Requirements:
Exactly repeat the full listing that follows.

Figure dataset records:
┌──

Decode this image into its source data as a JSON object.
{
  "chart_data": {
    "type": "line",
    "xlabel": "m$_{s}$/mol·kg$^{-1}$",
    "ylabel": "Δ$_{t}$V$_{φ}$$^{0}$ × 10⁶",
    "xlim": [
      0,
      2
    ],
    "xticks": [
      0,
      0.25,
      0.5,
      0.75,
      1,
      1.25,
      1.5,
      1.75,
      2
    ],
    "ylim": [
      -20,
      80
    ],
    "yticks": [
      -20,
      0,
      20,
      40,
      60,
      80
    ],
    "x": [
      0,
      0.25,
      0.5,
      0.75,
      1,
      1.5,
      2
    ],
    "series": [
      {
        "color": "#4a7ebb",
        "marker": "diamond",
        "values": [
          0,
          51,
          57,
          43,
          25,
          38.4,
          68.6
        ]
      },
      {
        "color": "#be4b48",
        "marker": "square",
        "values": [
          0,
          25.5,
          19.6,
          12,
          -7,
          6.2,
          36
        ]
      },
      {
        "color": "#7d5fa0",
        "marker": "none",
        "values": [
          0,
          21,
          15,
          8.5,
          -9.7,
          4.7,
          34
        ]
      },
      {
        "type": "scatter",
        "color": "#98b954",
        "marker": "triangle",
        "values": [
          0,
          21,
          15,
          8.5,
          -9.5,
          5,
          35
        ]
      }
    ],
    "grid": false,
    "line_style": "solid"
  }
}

└──

Output below:
Decode this image into its source data as a JSON object.
{
  "chart_data": {
    "type": "line",
    "xlabel": "m$_{s}$/mol·kg$^{-1}$",
    "ylabel": "Δ$_{t}$V$_{φ}$$^{0}$ × 10⁶",
    "xlim": [
      0,
      2
    ],
    "xticks": [
      0,
      0.25,
      0.5,
      0.75,
      1,
      1.25,
      1.5,
      1.75,
      2
    ],
    "ylim": [
      -20,
      80
    ],
    "yticks": [
      -20,
      0,
      20,
      40,
      60,
      80
    ],
    "x": [
      0,
      0.25,
      0.5,
      0.75,
      1,
      1.5,
      2
    ],
    "series": [
      {
        "color": "#4a7ebb",
        "marker": "diamond",
        "values": [
          0,
          51,
          57,
          43,
          25,
          38.4,
          68.6
        ]
      },
      {
        "color": "#be4b48",
        "marker": "square",
        "values": [
          0,
          25.5,
          19.6,
          12,
          -7,
          6.2,
          36
        ]
      },
      {
        "color": "#7d5fa0",
        "marker": "none",
        "values": [
          0,
          21,
          15,
          8.5,
          -9.7,
          4.7,
          34
        ]
      },
      {
        "type": "scatter",
        "color": "#98b954",
        "marker": "triangle",
        "values": [
          0,
          21,
          15,
          8.5,
          -9.5,
          5,
          35
        ]
      }
    ],
    "grid": false,
    "line_style": "solid"
  }
}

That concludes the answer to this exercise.